*TASK A*:
In the notes on recurrent networks, what happens to the gradients when the largest singular value is greater than 1?

*TEXT SHOWN*:
***

Visual Question Answering: RNNs with Attention
Other tasks
- Visual Dialog: Conversations about images
- Visual Language Navigation: Go to the living room
Agent encodes instructions in language and uses an RNN to generate a series of movements as the visual input changes after each move. - Visual Question Answering: Dataset Bias
With different types(Image + Question + Answer) of data used, model performances are better.
Long Short Term Memory (LSTM)
- Vanilla RNN
\(h_t = \mbox{tanh}(W_{hh}h_{t-1} + W_{xh}x_t) \\ = \mbox{tanh}\left( (W_{hh} \ W_{hx}) {\begin{pmatrix} h_{t-1} \\ x_t \end{pmatrix}} \right) \\ = \mbox{tanh}\left( W {\begin{pmatrix} h_{t-1} \\ x_t \end{pmatrix}} \right)\) -
\(\frac{\partial h_t}{\partial h_{t-1}} = \mbox{tanh}' (W_{hh}h_{t-1} + W_{xh}x_t)W_{hh}\)
\[\begin{align*} \frac{\partial L_T}{\partial W} &= \frac{\partial L_T}{\partial h_T} \frac{\partial h_t}{\partial h_{t-1}}\cdots \frac{\partial h_1}{\partial W} \\ &= \frac{\partial L_T}{\partial h_T}(\prod_{t=2}^T \frac{\partial h_t}{\partial h_{t-1}})\frac{\partial h_1}{\partial W} \\ &= \frac{\partial L_T}{\partial h_T}(\prod_{t=2}^T \mbox{tanh}'(W_{hh}h_{t-1} + W_{xh}x_t))W_{hh}^{T-1} \frac{\partial h_1}{\partial W} \end{align*}\]
$\frac{\partial L}{\partial W} = \sum_{t=1}^T \frac{\partial L_t}{\partial W}$ - Problem
As the output of tanh function are in range of[-1,1]
and almost smaller than 1, vanilla RNN has vanishing gradients. If we assume no non-linearity, the gradient will be \(\frac{\partial L_T}{\partial W} = \frac{\partial L_T}{\partial h_T}W_{hh}^{T-1}\frac{\partial h_1}{\partial W}\). In this case, when the largest singular value is greater than 1, we have exploding gradients, while the value is smaller than 1, we have vanishing gradients.

***

(Rows showing where elements appear)
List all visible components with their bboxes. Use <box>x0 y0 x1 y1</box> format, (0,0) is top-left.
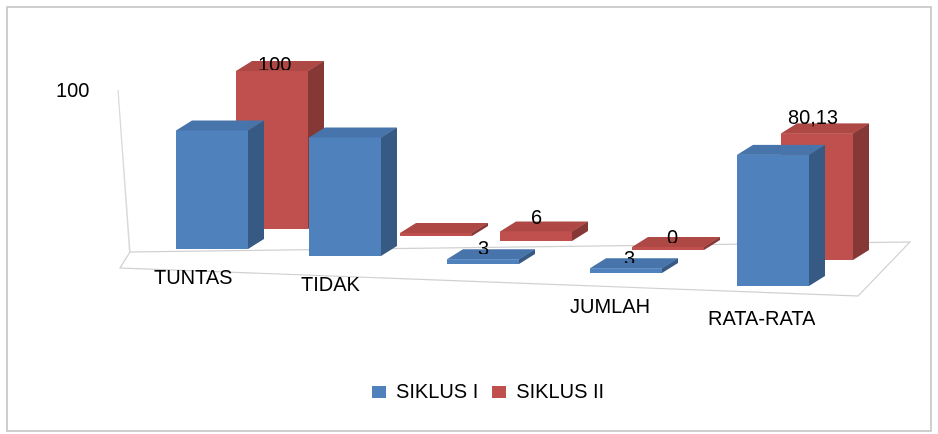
legend-swatch-siklus2 <box>492 386 507 398</box>
bar-siklus2-2-top <box>500 221 588 232</box>
bar-siklus1-0-side <box>248 120 264 249</box>
category-label-rata-rata: RATA-RATA <box>708 309 816 325</box>
bar-siklus1-4-top <box>737 144 825 155</box>
bar-siklus2-4-side <box>853 123 869 261</box>
bar-siklus1-0-front <box>176 130 248 249</box>
category-label-jumlah: JUMLAH <box>570 297 651 317</box>
bar-siklus1-3-side <box>662 258 678 273</box>
bar-siklus1-1-side <box>381 127 397 256</box>
y-tick-label: 100 <box>56 81 90 98</box>
bar-siklus1-0 <box>176 120 264 249</box>
bar-siklus1-0-top <box>176 120 264 131</box>
category-label-tidak: TIDAK <box>301 275 360 292</box>
bar-siklus2-2-side <box>572 221 588 241</box>
bar-siklus2-1-front <box>400 233 472 236</box>
bar-siklus2-2-front <box>500 231 572 241</box>
data-label-siklus2-rata-rata: 80,13 <box>788 108 839 128</box>
bar-siklus2-0-top <box>236 61 324 71</box>
bar-siklus2-1-top <box>400 223 488 233</box>
bar-siklus2-4-top <box>781 123 869 134</box>
bar-siklus1-3 <box>590 258 678 273</box>
bar-siklus2-3-top <box>632 237 720 247</box>
bar-siklus1-2-side <box>519 249 535 264</box>
legend-item-siklus1: SIKLUS I <box>372 383 478 401</box>
legend-label-siklus2: SIKLUS II <box>516 383 605 401</box>
legend: SIKLUS I SIKLUS II <box>372 383 618 401</box>
category-label-tuntas: TUNTAS <box>154 268 233 285</box>
bar-siklus2-3-side <box>704 237 720 250</box>
data-label-siklus2-col3: 6 <box>531 208 543 228</box>
bar-siklus1-1-top <box>309 127 397 138</box>
bar-siklus1-2-top <box>447 249 535 260</box>
bar-siklus2-2 <box>500 221 588 241</box>
bar-siklus1-4-side <box>809 144 825 286</box>
bar-siklus1-4 <box>737 144 825 286</box>
bar-siklus2-1 <box>400 223 488 236</box>
data-label-siklus1-col3: 3 <box>478 239 490 254</box>
bar-siklus2-1-side <box>472 223 488 236</box>
data-label-siklus1-jumlah: 3 <box>624 249 636 263</box>
data-label-siklus2-jumlah: 0 <box>667 228 679 243</box>
bar-siklus1-2 <box>447 249 535 264</box>
legend-label-siklus1: SIKLUS I <box>396 383 479 401</box>
bar-siklus1-1 <box>309 127 397 256</box>
bars-layer <box>176 61 869 286</box>
bar-siklus1-3-front <box>590 268 662 273</box>
bar-siklus2-3-front <box>632 247 704 250</box>
legend-item-siklus2: SIKLUS II <box>492 383 604 401</box>
bar-siklus1-2-front <box>447 259 519 264</box>
bar-siklus1-3-top <box>590 258 678 269</box>
bar-siklus1-4-front <box>737 154 809 286</box>
bar-siklus1-1-front <box>309 137 381 256</box>
legend-swatch-siklus1 <box>372 386 386 398</box>
bar-siklus2-3 <box>632 237 720 250</box>
data-label-siklus2-tuntas: 100 <box>258 55 292 70</box>
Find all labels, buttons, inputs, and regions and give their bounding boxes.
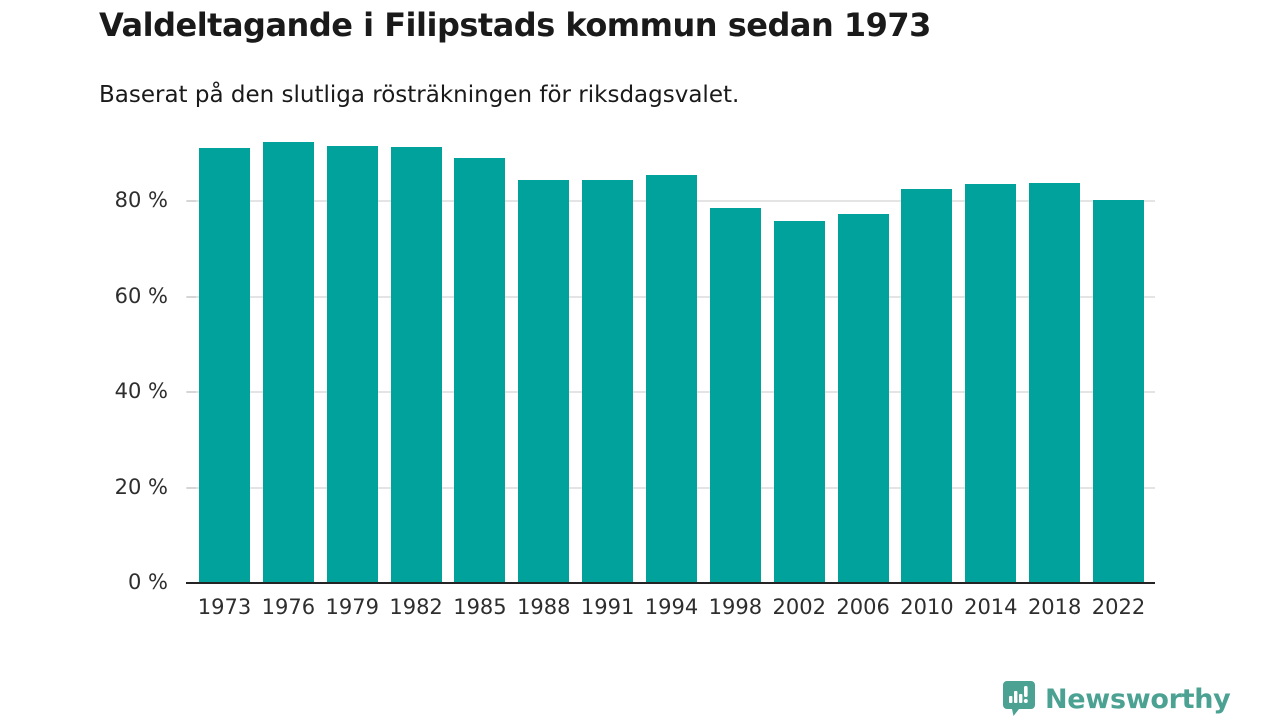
bar-1991 bbox=[582, 179, 634, 583]
y-tick-mark-20 bbox=[187, 486, 196, 489]
x-tick-label-2006: 2006 bbox=[836, 595, 890, 619]
chart-subtitle: Baserat på den slutliga rösträkningen fö… bbox=[99, 82, 740, 108]
x-tick-label-1991: 1991 bbox=[580, 595, 635, 619]
bar-2018 bbox=[1029, 182, 1081, 583]
bar-2014 bbox=[965, 184, 1017, 583]
bar-1988 bbox=[518, 179, 570, 583]
bar-2002 bbox=[773, 220, 825, 583]
x-tick-label-2010: 2010 bbox=[900, 595, 954, 619]
bar-1973 bbox=[199, 147, 250, 583]
bar-2022 bbox=[1093, 199, 1145, 583]
y-tick-label-0: 0 % bbox=[128, 570, 168, 594]
y-tick-label-40: 40 % bbox=[114, 379, 168, 403]
newsworthy-logo-text: Newsworthy bbox=[1045, 683, 1231, 715]
y-tick-label-80: 80 % bbox=[114, 188, 168, 212]
bar-1982 bbox=[390, 146, 442, 583]
chart-title: Valdeltagande i Filipstads kommun sedan … bbox=[99, 6, 931, 44]
x-tick-label-2002: 2002 bbox=[772, 595, 826, 619]
x-tick-label-2022: 2022 bbox=[1091, 595, 1146, 619]
x-tick-label-2018: 2018 bbox=[1027, 595, 1082, 619]
x-tick-label-1988: 1988 bbox=[517, 595, 571, 619]
x-tick-label-2014: 2014 bbox=[964, 595, 1018, 619]
x-tick-label-1982: 1982 bbox=[389, 595, 443, 619]
x-tick-label-1976: 1976 bbox=[261, 595, 316, 619]
bar-1994 bbox=[646, 175, 698, 583]
bar-1979 bbox=[326, 146, 378, 583]
bar-2006 bbox=[837, 213, 889, 583]
bar-2010 bbox=[901, 189, 953, 583]
newsworthy-logo: Newsworthy bbox=[1002, 680, 1231, 718]
x-axis-line bbox=[186, 582, 1155, 584]
x-tick-label-1994: 1994 bbox=[644, 595, 699, 619]
y-tick-mark-40 bbox=[187, 391, 196, 393]
bar-1976 bbox=[262, 141, 314, 583]
x-tick-label-1973: 1973 bbox=[197, 595, 252, 619]
y-tick-label-60: 60 % bbox=[114, 283, 168, 308]
y-tick-label-20: 20 % bbox=[114, 474, 168, 499]
y-tick-mark-60 bbox=[187, 295, 196, 298]
y-tick-mark-80 bbox=[187, 200, 196, 202]
bar-1985 bbox=[454, 157, 506, 583]
x-tick-label-1985: 1985 bbox=[453, 595, 507, 619]
newsworthy-speech-bubble-chart-icon bbox=[1002, 680, 1036, 718]
bar-1998 bbox=[709, 208, 761, 583]
x-tick-label-1979: 1979 bbox=[325, 595, 379, 619]
x-tick-label-1998: 1998 bbox=[708, 595, 763, 619]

***

*TASK B*:
Take the rows from the line containing "legend-swatch-siklus2 <box>492 386" through the line containing "category-label-tidak: TIDAK <box>301" and write them out again with "y-axis-label" in place of "y-tick-label", leaving everything else as it is. Return only those lines.

*CORRECT ANSWER A*:
The gradients explode.

*CORRECT ANSWER B*:
legend-swatch-siklus2 <box>492 386 507 398</box>
bar-siklus2-2-top <box>500 221 588 232</box>
bar-siklus1-0-side <box>248 120 264 249</box>
category-label-rata-rata: RATA-RATA <box>708 309 816 325</box>
bar-siklus1-4-top <box>737 144 825 155</box>
bar-siklus2-4-side <box>853 123 869 261</box>
bar-siklus1-0-front <box>176 130 248 249</box>
category-label-jumlah: JUMLAH <box>570 297 651 317</box>
bar-siklus1-3-side <box>662 258 678 273</box>
bar-siklus1-1-side <box>381 127 397 256</box>
y-axis-label: 100 <box>56 81 90 98</box>
bar-siklus1-0 <box>176 120 264 249</box>
bar-siklus1-0-top <box>176 120 264 131</box>
category-label-tidak: TIDAK <box>301 275 360 292</box>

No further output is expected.